— BEGIN —

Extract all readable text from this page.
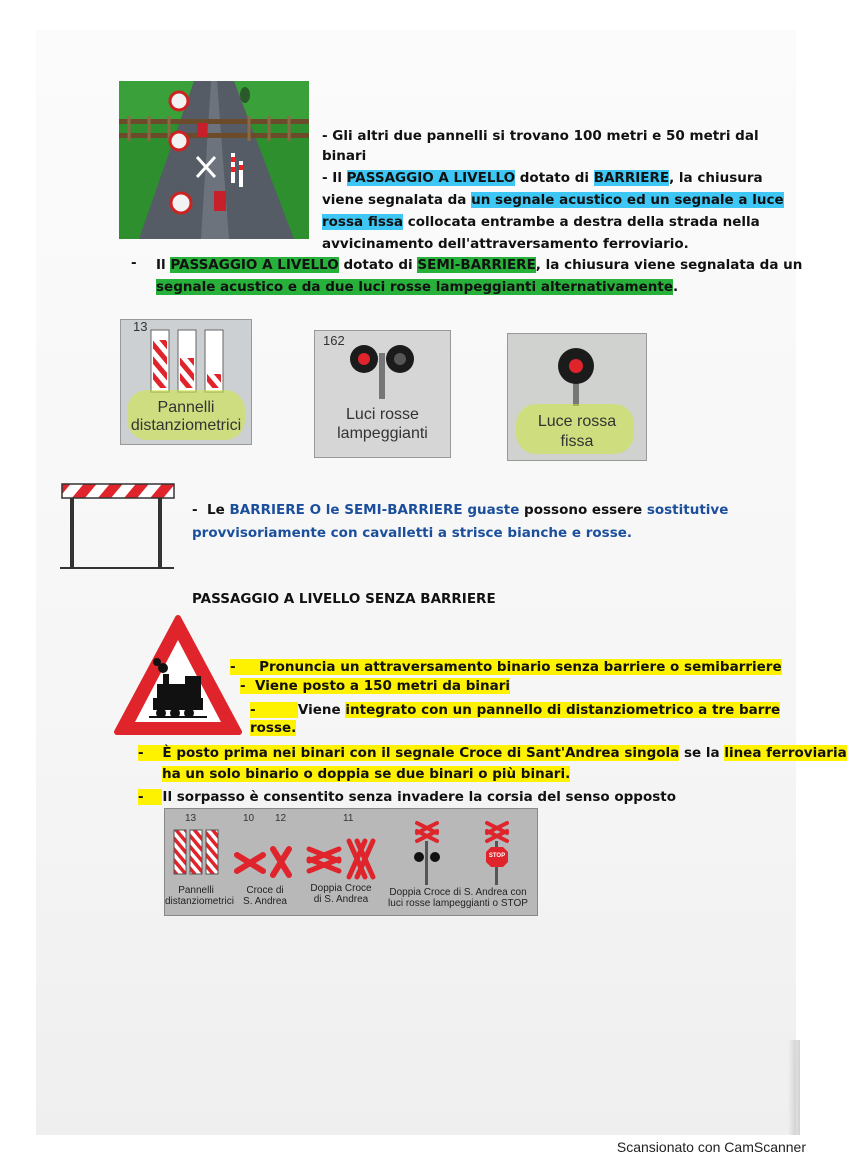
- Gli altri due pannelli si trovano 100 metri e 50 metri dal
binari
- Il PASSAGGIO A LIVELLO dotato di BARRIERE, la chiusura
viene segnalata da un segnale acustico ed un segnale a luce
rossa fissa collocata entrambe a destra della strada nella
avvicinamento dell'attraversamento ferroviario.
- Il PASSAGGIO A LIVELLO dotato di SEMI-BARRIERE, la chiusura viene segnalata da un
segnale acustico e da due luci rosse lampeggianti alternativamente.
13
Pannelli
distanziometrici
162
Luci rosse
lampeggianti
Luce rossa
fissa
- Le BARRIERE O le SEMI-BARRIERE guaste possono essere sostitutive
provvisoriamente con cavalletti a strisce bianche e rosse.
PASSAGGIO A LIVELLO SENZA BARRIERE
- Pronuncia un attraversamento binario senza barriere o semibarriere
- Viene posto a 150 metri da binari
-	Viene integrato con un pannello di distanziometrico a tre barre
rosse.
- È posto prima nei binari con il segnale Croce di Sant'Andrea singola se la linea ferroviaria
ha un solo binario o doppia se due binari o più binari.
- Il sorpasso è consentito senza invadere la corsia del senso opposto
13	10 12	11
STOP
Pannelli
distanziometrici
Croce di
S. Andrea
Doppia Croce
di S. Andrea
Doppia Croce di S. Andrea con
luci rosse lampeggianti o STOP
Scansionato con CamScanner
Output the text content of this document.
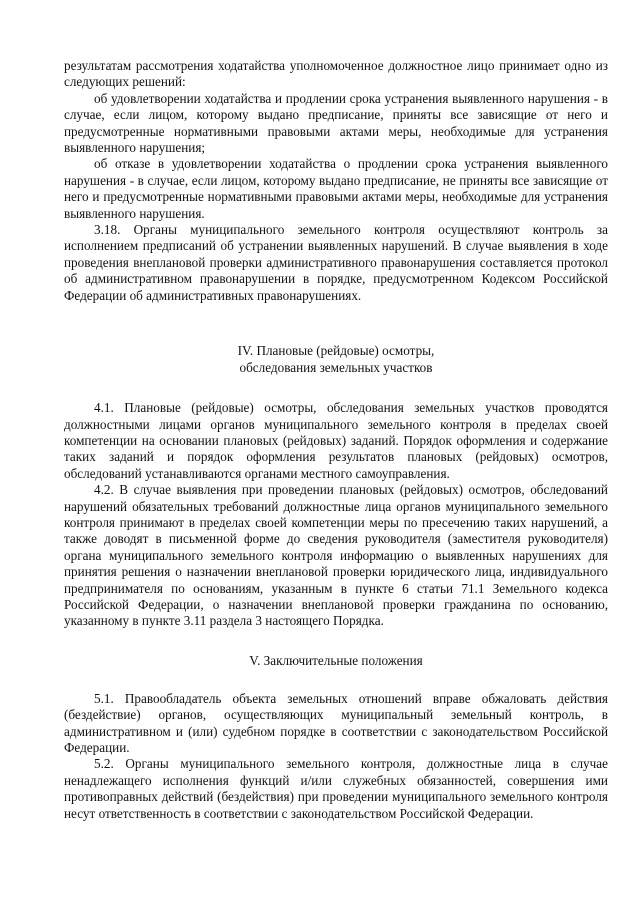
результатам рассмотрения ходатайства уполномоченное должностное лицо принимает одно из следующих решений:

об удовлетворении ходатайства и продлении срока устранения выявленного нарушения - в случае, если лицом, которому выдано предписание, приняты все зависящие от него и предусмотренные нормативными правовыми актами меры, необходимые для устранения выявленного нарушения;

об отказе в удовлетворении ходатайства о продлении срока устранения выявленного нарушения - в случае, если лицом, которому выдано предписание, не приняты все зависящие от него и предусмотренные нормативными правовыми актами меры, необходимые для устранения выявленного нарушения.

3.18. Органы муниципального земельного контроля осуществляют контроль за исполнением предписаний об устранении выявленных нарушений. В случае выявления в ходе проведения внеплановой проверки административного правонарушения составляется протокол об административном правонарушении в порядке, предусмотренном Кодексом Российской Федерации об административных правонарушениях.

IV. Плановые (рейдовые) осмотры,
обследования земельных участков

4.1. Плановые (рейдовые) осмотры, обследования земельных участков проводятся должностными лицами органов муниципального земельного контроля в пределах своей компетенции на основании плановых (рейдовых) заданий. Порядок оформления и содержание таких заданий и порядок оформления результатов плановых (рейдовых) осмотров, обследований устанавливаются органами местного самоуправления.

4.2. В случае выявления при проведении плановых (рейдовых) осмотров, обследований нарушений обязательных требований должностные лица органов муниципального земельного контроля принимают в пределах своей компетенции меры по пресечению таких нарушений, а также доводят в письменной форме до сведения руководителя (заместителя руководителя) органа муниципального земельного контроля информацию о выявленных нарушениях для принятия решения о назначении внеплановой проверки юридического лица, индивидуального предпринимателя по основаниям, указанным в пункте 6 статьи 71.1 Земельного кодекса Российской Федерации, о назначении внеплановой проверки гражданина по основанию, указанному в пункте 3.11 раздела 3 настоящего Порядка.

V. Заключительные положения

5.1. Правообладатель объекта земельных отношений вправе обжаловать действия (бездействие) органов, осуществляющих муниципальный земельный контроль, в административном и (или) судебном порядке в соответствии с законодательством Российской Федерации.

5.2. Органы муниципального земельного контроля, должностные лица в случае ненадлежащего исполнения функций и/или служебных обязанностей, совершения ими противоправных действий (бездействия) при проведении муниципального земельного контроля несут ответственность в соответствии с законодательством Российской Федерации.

— END —

→ **DESCRIPTION OF THE TASK**:
Give the count of lines holding the word "актами" and nothing more.

→ **FINISHED ANSWER**:
2